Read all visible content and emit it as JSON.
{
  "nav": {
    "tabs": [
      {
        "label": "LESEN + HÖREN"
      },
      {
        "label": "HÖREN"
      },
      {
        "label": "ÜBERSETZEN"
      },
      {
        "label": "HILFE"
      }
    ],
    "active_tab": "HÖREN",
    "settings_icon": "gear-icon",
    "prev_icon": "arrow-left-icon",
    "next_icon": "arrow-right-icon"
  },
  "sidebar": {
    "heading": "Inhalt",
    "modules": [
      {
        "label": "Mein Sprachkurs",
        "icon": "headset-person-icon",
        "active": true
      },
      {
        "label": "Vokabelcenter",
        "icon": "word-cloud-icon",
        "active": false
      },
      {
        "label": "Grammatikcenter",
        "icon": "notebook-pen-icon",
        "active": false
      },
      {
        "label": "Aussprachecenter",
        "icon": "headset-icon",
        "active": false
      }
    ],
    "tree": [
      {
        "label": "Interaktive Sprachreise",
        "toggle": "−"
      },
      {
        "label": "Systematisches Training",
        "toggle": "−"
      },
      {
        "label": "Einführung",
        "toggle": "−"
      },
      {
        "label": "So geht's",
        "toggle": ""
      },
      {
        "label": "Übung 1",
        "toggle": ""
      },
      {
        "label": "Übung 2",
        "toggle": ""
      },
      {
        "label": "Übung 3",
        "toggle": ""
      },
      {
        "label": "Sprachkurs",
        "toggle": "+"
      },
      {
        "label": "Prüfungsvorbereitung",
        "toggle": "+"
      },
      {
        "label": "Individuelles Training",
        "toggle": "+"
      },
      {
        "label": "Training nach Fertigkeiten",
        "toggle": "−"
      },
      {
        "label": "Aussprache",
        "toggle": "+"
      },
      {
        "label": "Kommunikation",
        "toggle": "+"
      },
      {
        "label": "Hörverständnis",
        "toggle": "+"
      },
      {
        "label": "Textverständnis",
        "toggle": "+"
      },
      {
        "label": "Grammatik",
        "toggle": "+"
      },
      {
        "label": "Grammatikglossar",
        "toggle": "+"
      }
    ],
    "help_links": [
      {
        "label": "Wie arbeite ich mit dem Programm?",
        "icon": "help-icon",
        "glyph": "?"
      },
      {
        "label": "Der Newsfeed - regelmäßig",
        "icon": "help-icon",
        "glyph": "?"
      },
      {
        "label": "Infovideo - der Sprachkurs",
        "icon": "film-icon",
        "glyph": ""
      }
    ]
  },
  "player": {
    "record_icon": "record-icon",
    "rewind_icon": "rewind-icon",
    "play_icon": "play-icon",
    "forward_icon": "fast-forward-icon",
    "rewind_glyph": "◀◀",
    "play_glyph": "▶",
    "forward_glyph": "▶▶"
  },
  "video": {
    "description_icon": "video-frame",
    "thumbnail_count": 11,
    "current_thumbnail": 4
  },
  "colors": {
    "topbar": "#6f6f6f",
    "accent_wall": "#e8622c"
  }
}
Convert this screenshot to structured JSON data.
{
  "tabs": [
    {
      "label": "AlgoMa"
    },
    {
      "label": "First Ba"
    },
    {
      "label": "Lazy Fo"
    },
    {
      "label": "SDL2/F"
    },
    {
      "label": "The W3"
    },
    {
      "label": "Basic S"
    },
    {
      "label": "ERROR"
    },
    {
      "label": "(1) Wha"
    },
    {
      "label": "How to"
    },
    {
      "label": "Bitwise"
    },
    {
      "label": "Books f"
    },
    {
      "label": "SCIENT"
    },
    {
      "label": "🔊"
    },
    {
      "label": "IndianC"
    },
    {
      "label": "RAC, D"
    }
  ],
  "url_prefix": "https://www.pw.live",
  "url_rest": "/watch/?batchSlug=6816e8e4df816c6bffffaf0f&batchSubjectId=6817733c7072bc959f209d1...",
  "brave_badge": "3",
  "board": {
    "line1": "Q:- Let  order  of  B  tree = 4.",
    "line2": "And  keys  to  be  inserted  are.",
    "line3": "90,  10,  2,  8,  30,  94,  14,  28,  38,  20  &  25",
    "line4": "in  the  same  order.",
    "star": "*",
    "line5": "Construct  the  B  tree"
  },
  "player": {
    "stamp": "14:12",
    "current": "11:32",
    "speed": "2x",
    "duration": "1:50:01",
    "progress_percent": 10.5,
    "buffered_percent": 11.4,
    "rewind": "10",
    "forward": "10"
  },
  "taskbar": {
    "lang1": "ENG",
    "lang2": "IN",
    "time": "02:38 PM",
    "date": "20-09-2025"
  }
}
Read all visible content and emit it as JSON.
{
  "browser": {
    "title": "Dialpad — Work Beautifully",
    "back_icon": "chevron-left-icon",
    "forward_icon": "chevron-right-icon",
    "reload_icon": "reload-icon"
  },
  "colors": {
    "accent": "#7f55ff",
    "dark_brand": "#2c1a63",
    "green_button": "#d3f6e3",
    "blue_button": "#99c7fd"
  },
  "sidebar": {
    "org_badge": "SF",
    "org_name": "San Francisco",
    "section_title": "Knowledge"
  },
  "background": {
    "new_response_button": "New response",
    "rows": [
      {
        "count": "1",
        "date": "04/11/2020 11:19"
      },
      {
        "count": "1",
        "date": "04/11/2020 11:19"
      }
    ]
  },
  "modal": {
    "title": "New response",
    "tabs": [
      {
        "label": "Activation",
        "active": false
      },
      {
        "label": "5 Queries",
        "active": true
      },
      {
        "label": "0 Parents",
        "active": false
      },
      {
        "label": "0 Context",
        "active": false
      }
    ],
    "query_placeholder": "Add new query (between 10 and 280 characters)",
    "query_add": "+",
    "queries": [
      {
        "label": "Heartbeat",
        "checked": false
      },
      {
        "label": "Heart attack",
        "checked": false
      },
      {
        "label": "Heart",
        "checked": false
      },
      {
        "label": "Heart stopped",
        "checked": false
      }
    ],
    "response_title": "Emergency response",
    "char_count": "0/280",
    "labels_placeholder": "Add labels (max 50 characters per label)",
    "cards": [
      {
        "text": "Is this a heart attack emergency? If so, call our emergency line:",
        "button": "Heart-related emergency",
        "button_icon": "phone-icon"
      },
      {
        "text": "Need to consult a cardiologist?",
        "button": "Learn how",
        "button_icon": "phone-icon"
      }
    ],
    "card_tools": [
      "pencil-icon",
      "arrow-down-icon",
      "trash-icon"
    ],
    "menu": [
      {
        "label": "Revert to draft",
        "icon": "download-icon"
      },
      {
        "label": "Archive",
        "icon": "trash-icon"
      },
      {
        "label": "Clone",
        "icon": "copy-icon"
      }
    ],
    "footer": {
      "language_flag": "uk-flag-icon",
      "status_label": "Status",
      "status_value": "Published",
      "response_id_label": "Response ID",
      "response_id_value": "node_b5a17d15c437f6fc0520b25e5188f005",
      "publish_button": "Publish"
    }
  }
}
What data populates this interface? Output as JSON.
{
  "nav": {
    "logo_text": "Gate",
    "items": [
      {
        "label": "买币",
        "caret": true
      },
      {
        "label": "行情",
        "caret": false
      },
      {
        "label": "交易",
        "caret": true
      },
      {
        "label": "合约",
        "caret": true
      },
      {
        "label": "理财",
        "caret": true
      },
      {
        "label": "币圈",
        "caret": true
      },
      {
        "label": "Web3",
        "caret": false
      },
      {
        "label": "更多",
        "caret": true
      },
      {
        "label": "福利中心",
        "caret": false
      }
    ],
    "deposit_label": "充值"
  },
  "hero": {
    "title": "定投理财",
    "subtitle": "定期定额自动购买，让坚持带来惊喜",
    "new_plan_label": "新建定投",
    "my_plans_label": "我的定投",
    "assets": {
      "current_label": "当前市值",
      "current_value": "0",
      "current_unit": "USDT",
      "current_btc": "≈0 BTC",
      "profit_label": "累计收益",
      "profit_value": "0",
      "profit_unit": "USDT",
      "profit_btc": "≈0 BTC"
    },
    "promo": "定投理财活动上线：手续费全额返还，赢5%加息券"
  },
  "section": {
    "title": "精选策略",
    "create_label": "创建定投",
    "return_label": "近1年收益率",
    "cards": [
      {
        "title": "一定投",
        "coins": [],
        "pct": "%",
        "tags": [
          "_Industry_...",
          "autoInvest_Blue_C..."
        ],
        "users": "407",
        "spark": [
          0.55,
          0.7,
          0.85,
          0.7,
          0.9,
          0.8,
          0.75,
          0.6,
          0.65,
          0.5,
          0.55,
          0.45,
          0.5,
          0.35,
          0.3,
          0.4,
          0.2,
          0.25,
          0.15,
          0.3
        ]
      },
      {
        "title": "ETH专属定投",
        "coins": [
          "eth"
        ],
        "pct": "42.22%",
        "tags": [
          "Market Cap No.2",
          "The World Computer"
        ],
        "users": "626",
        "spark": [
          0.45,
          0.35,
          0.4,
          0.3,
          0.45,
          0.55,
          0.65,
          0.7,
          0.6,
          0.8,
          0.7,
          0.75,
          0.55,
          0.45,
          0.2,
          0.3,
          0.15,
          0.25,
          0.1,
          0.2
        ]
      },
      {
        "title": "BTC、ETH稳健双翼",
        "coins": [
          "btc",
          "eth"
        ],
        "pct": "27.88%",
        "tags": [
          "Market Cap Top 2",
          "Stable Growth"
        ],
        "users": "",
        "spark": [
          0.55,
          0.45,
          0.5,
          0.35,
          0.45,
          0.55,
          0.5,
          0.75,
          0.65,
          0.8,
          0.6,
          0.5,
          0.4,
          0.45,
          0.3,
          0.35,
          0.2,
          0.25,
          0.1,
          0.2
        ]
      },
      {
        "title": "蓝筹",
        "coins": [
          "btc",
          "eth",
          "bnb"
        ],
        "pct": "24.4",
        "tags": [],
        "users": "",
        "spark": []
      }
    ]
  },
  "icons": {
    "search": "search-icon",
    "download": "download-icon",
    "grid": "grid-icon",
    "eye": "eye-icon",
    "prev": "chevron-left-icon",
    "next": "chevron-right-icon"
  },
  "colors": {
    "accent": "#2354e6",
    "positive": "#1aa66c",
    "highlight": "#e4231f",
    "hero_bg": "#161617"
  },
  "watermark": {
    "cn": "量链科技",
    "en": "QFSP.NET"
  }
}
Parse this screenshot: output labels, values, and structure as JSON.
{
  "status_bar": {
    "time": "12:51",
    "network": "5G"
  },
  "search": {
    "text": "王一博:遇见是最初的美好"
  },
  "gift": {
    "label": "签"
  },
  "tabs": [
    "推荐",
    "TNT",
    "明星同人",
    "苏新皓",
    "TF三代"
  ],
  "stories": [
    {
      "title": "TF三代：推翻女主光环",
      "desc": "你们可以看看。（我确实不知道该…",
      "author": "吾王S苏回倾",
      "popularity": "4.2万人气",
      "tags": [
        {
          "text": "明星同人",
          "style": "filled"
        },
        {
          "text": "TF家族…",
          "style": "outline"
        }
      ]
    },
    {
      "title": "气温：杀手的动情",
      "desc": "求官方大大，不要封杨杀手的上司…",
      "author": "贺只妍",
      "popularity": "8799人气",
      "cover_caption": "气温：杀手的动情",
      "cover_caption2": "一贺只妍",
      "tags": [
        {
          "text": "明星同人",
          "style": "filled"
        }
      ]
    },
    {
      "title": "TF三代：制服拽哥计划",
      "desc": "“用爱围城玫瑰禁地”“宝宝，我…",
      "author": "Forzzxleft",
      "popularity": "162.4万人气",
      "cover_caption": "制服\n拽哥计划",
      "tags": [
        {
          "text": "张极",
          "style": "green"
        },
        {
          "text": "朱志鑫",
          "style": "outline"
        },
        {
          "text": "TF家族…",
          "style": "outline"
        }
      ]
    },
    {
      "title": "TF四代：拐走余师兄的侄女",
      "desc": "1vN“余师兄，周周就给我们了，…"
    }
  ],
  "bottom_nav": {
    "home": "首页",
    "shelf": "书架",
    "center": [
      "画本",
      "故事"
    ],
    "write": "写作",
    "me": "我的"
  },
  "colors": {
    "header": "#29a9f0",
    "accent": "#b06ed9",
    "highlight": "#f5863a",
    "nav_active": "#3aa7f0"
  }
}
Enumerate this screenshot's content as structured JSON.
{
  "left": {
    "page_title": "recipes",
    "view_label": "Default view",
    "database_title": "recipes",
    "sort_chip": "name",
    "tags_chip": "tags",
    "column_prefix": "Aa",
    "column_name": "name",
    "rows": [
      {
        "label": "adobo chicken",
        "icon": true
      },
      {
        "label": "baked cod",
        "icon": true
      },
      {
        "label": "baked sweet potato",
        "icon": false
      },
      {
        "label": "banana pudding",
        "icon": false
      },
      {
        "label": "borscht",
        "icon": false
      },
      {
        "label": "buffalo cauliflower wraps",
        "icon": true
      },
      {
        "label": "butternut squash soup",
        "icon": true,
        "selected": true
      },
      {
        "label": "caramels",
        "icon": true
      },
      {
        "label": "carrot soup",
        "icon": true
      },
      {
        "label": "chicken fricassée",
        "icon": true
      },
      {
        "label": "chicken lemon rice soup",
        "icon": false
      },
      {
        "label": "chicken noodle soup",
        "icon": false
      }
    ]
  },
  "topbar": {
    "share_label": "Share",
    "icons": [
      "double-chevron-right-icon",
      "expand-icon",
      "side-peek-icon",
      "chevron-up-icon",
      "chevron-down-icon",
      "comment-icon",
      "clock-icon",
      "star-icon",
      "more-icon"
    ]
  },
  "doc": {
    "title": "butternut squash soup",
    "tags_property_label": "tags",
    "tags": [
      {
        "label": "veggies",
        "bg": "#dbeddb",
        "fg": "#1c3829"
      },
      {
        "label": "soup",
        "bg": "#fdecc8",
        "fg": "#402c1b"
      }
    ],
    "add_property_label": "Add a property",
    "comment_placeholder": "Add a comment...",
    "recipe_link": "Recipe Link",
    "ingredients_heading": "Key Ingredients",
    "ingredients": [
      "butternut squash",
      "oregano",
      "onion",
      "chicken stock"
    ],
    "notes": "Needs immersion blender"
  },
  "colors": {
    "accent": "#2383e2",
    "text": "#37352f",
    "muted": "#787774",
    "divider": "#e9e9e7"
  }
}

**What to produce**
Pull out every line above that holds the word "highlight".

**Solution to this problem**
    "highlight": "#e4231f",
    "highlight": "#f5863a",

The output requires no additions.